What the task requires: The records are to be restated in their entirety, word for word.

Extracted entries:
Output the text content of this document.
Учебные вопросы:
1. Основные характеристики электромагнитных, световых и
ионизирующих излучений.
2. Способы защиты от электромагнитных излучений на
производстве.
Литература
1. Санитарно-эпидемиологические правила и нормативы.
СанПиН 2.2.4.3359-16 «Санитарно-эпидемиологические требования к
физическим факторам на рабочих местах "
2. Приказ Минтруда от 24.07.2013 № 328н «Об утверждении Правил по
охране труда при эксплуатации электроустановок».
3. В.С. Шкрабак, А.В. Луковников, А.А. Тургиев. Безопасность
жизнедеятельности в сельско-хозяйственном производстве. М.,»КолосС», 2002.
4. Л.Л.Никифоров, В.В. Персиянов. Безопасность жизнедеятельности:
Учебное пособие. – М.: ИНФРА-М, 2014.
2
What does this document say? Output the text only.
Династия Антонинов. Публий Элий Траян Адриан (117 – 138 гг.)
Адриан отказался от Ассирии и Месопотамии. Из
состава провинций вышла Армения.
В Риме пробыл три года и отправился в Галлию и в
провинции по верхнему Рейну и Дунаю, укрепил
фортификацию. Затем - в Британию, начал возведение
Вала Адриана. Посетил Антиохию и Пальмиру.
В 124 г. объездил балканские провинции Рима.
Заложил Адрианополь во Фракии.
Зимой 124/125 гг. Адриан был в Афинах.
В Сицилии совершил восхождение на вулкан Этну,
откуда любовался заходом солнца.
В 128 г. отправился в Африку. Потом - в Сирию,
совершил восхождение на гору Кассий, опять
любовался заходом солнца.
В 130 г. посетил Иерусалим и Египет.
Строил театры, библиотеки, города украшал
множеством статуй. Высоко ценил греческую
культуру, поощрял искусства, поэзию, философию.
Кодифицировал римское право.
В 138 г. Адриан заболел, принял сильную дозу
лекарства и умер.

Result of this task:
Output the text content of this document.
Учебные вопросы:
1. Основные характеристики электромагнитных, световых и
ионизирующих излучений.
2. Способы защиты от электромагнитных излучений на
производстве.
Литература
1. Санитарно-эпидемиологические правила и нормативы.
СанПиН 2.2.4.3359-16 «Санитарно-эпидемиологические требования к
физическим факторам на рабочих местах "
2. Приказ Минтруда от 24.07.2013 № 328н «Об утверждении Правил по
охране труда при эксплуатации электроустановок».
3. В.С. Шкрабак, А.В. Луковников, А.А. Тургиев. Безопасность
жизнедеятельности в сельско-хозяйственном производстве. М.,»КолосС», 2002.
4. Л.Л.Никифоров, В.В. Персиянов. Безопасность жизнедеятельности:
Учебное пособие. – М.: ИНФРА-М, 2014.
2
What does this document say? Output the text only.
Династия Антонинов. Публий Элий Траян Адриан (117 – 138 гг.)
Адриан отказался от Ассирии и Месопотамии. Из
состава провинций вышла Армения.
В Риме пробыл три года и отправился в Галлию и в
провинции по верхнему Рейну и Дунаю, укрепил
фортификацию. Затем - в Британию, начал возведение
Вала Адриана. Посетил Антиохию и Пальмиру.
В 124 г. объездил балканские провинции Рима.
Заложил Адрианополь во Фракии.
Зимой 124/125 гг. Адриан был в Афинах.
В Сицилии совершил восхождение на вулкан Этну,
откуда любовался заходом солнца.
В 128 г. отправился в Африку. Потом - в Сирию,
совершил восхождение на гору Кассий, опять
любовался заходом солнца.
В 130 г. посетил Иерусалим и Египет.
Строил театры, библиотеки, города украшал
множеством статуй. Высоко ценил греческую
культуру, поощрял искусства, поэзию, философию.
Кодифицировал римское право.
В 138 г. Адриан заболел, принял сильную дозу
лекарства и умер.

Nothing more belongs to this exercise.